Given information |
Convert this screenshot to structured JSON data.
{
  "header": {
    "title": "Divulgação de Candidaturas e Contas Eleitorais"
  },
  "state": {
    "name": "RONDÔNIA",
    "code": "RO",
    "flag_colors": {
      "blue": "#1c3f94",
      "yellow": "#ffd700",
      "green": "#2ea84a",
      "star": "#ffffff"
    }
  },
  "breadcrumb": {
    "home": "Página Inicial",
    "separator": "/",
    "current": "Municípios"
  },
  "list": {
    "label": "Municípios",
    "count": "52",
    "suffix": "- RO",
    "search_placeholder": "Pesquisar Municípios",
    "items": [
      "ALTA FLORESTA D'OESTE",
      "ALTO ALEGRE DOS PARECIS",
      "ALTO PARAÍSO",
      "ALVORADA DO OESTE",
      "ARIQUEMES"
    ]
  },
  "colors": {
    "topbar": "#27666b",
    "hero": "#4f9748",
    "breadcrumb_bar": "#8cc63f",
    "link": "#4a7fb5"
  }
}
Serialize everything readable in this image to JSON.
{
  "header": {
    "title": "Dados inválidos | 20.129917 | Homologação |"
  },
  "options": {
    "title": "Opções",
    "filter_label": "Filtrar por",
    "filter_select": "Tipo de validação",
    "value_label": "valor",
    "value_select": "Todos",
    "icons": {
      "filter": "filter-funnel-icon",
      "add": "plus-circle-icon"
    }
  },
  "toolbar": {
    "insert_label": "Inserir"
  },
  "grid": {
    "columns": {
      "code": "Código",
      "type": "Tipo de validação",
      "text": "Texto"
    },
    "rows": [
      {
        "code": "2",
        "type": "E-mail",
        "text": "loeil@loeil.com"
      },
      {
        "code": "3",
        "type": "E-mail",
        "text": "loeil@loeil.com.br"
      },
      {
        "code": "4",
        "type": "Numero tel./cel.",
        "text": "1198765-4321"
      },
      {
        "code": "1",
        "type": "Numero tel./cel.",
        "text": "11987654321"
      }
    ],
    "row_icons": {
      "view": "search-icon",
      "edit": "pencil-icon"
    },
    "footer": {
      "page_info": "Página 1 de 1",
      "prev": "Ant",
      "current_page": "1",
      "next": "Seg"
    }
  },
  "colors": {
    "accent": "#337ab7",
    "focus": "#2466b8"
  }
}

Exercise description |
Write out all the data again, exactly as it appears.

Task answer |
Convert this screenshot to structured JSON data.
{
  "header": {
    "title": "Divulgação de Candidaturas e Contas Eleitorais"
  },
  "state": {
    "name": "RONDÔNIA",
    "code": "RO",
    "flag_colors": {
      "blue": "#1c3f94",
      "yellow": "#ffd700",
      "green": "#2ea84a",
      "star": "#ffffff"
    }
  },
  "breadcrumb": {
    "home": "Página Inicial",
    "separator": "/",
    "current": "Municípios"
  },
  "list": {
    "label": "Municípios",
    "count": "52",
    "suffix": "- RO",
    "search_placeholder": "Pesquisar Municípios",
    "items": [
      "ALTA FLORESTA D'OESTE",
      "ALTO ALEGRE DOS PARECIS",
      "ALTO PARAÍSO",
      "ALVORADA DO OESTE",
      "ARIQUEMES"
    ]
  },
  "colors": {
    "topbar": "#27666b",
    "hero": "#4f9748",
    "breadcrumb_bar": "#8cc63f",
    "link": "#4a7fb5"
  }
}
Serialize everything readable in this image to JSON.
{
  "header": {
    "title": "Dados inválidos | 20.129917 | Homologação |"
  },
  "options": {
    "title": "Opções",
    "filter_label": "Filtrar por",
    "filter_select": "Tipo de validação",
    "value_label": "valor",
    "value_select": "Todos",
    "icons": {
      "filter": "filter-funnel-icon",
      "add": "plus-circle-icon"
    }
  },
  "toolbar": {
    "insert_label": "Inserir"
  },
  "grid": {
    "columns": {
      "code": "Código",
      "type": "Tipo de validação",
      "text": "Texto"
    },
    "rows": [
      {
        "code": "2",
        "type": "E-mail",
        "text": "loeil@loeil.com"
      },
      {
        "code": "3",
        "type": "E-mail",
        "text": "loeil@loeil.com.br"
      },
      {
        "code": "4",
        "type": "Numero tel./cel.",
        "text": "1198765-4321"
      },
      {
        "code": "1",
        "type": "Numero tel./cel.",
        "text": "11987654321"
      }
    ],
    "row_icons": {
      "view": "search-icon",
      "edit": "pencil-icon"
    },
    "footer": {
      "page_info": "Página 1 de 1",
      "prev": "Ant",
      "current_page": "1",
      "next": "Seg"
    }
  },
  "colors": {
    "accent": "#337ab7",
    "focus": "#2466b8"
  }
}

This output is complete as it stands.